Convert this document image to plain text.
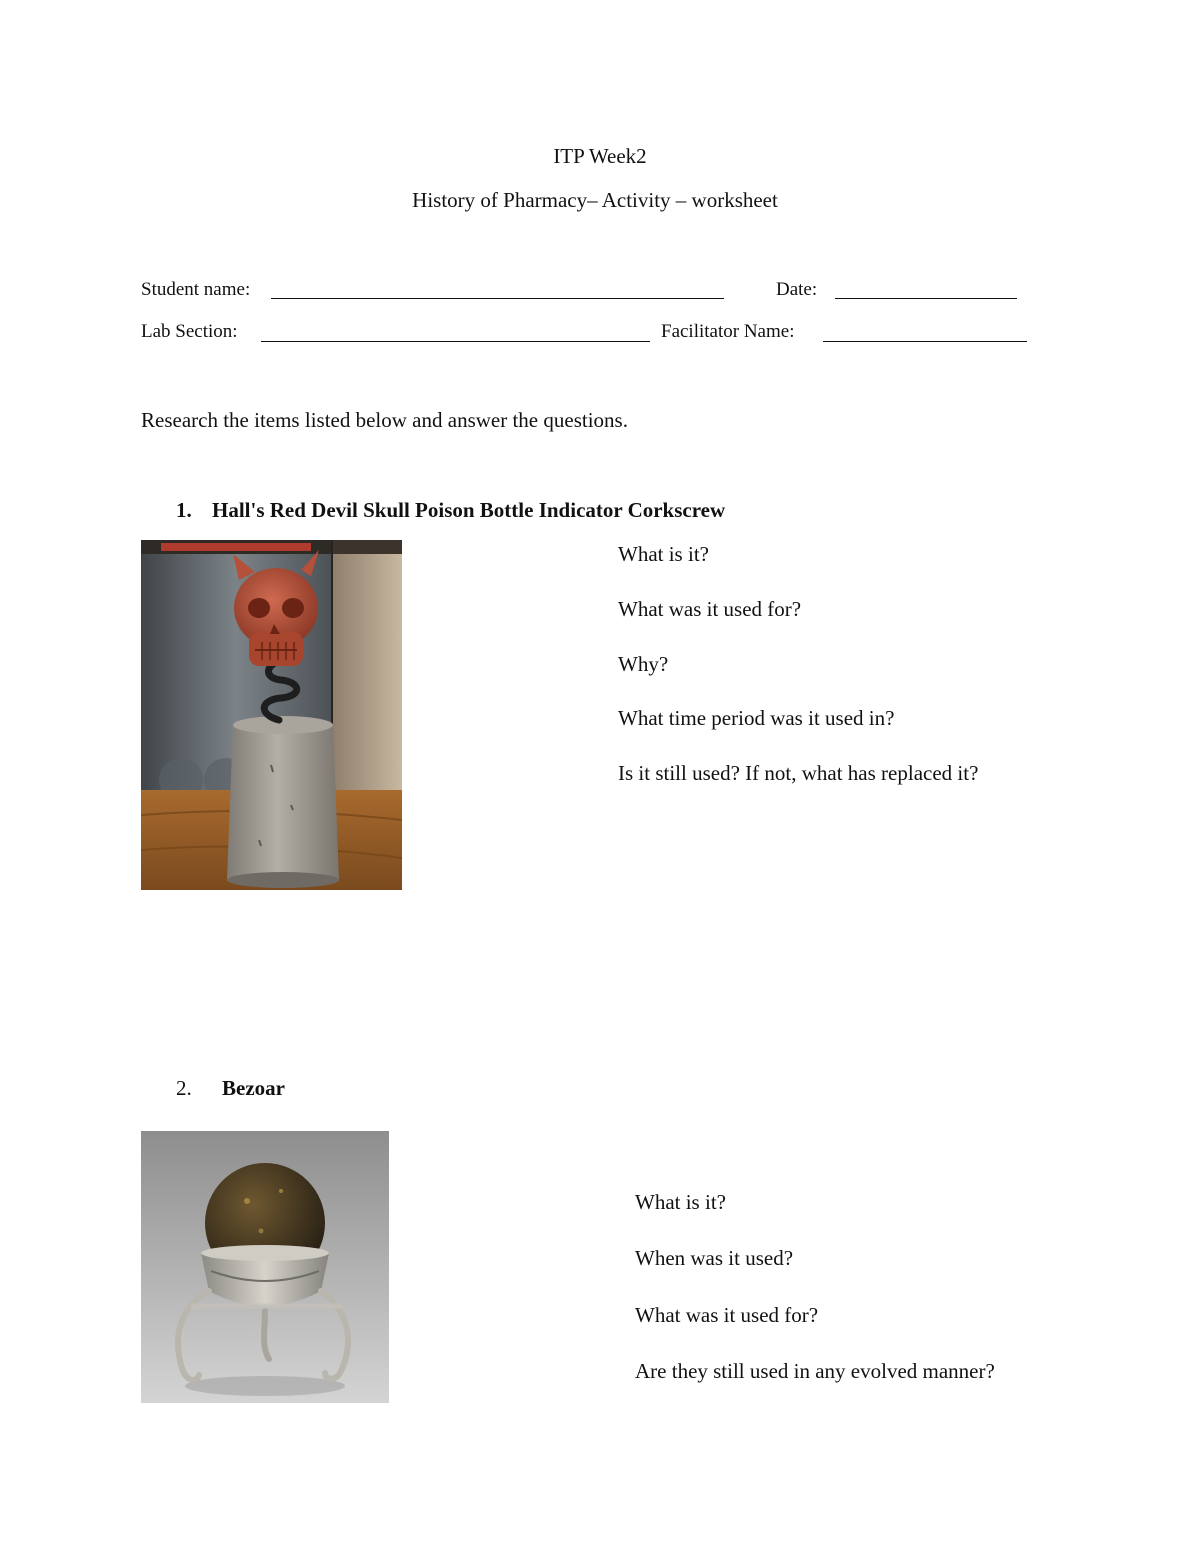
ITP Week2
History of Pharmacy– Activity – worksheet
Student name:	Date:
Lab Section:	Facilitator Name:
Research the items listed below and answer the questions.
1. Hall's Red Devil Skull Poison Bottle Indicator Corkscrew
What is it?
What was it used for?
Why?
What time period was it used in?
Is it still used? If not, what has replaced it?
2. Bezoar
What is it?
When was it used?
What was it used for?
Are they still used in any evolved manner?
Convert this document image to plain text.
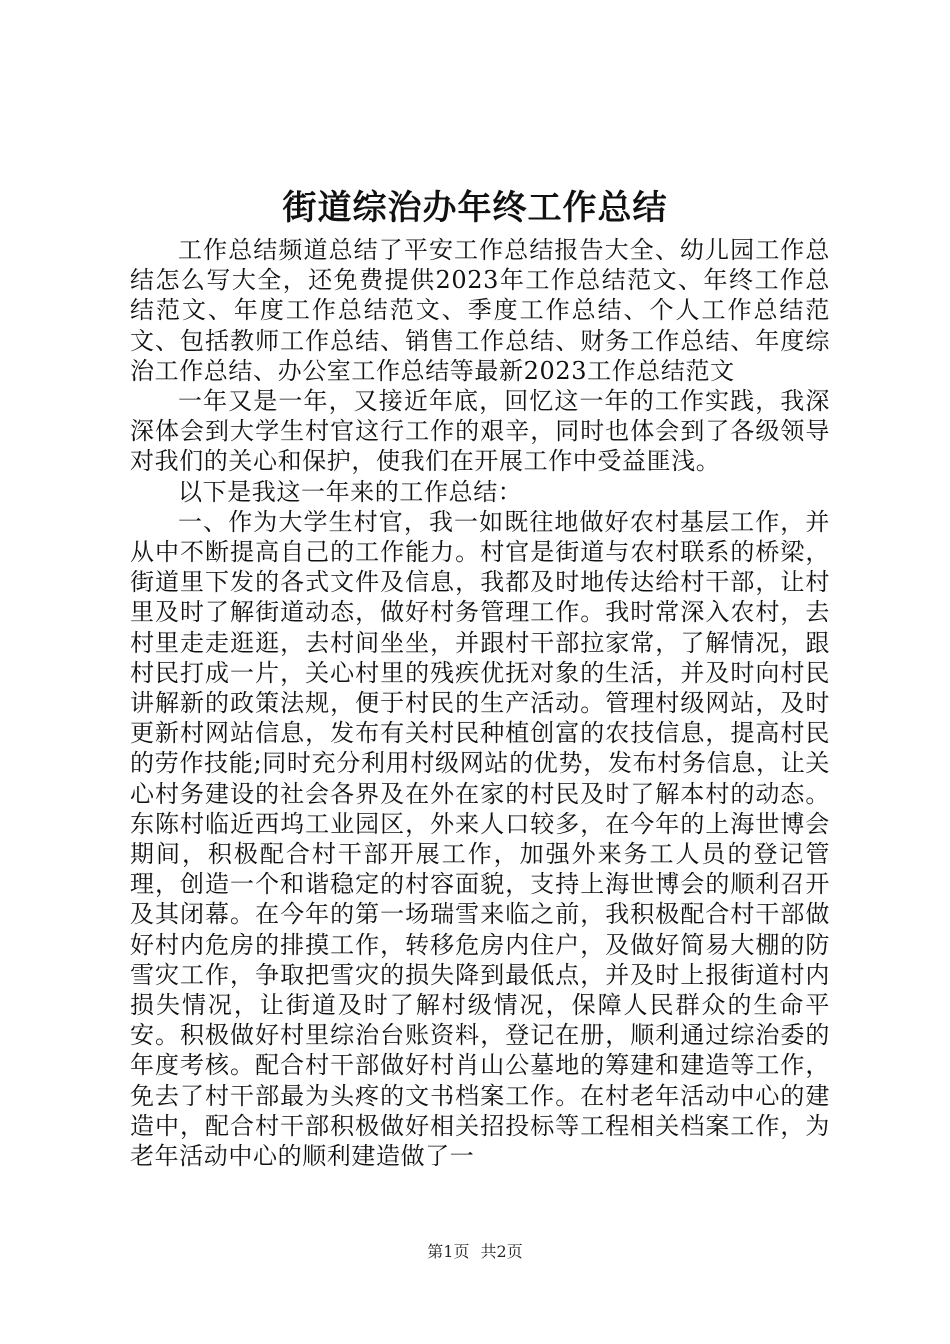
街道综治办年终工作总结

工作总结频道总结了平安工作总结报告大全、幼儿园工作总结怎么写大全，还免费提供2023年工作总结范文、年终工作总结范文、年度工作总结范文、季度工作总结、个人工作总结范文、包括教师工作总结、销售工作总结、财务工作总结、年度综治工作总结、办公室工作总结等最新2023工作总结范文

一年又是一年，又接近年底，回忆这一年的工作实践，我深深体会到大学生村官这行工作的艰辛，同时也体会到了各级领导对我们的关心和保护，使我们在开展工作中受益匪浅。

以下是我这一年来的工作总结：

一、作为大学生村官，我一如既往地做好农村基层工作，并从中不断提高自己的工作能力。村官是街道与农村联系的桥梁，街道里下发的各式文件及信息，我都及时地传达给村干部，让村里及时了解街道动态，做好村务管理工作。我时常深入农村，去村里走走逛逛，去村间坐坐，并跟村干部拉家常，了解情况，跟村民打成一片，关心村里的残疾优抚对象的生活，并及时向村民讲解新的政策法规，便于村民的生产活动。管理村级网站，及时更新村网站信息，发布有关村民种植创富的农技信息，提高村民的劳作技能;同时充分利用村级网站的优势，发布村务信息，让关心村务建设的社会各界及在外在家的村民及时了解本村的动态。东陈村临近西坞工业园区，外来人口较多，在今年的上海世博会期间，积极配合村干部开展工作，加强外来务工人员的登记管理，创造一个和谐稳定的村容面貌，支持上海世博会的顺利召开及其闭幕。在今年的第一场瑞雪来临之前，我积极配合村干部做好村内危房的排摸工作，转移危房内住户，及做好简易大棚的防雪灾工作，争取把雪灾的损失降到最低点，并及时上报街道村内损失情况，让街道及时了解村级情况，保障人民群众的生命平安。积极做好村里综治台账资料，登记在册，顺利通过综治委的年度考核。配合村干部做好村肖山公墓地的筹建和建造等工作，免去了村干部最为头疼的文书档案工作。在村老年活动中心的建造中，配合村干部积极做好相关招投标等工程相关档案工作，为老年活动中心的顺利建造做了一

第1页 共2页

————————

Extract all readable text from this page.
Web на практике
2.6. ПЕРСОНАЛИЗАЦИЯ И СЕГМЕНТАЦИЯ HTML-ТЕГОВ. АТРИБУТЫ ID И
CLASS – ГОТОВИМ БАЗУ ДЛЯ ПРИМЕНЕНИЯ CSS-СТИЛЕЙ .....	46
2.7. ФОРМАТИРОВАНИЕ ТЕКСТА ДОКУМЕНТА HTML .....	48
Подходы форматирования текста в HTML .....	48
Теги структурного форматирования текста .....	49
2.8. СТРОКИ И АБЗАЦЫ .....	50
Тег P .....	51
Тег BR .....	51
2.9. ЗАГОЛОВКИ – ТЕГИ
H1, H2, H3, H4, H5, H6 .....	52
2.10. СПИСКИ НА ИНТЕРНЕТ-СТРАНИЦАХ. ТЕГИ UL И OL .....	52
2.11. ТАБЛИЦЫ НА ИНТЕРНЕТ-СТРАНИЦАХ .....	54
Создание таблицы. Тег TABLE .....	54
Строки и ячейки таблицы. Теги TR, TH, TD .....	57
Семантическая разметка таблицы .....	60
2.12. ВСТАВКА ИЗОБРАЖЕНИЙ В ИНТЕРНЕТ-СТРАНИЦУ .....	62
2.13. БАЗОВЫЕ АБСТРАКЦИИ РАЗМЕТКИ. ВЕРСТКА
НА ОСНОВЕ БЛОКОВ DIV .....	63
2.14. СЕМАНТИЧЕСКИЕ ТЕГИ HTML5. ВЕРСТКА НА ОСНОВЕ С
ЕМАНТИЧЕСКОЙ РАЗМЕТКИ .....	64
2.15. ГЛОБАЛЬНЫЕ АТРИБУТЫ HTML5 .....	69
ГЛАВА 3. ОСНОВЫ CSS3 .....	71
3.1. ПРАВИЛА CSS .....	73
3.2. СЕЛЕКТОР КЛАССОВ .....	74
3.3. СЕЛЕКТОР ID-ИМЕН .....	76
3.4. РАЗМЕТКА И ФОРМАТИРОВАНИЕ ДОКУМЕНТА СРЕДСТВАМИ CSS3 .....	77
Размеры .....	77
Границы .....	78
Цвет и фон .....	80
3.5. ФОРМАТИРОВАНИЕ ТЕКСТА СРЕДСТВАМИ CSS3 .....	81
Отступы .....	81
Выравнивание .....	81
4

————————

__YOUR TASK__. Note every line above where the string "ОСНОВЕ" shows up, and copy those lines.

__PROBLEM SOLUTION__.
НА ОСНОВЕ БЛОКОВ DIV .....	63
2.14. СЕМАНТИЧЕСКИЕ ТЕГИ HTML5. ВЕРСТКА НА ОСНОВЕ С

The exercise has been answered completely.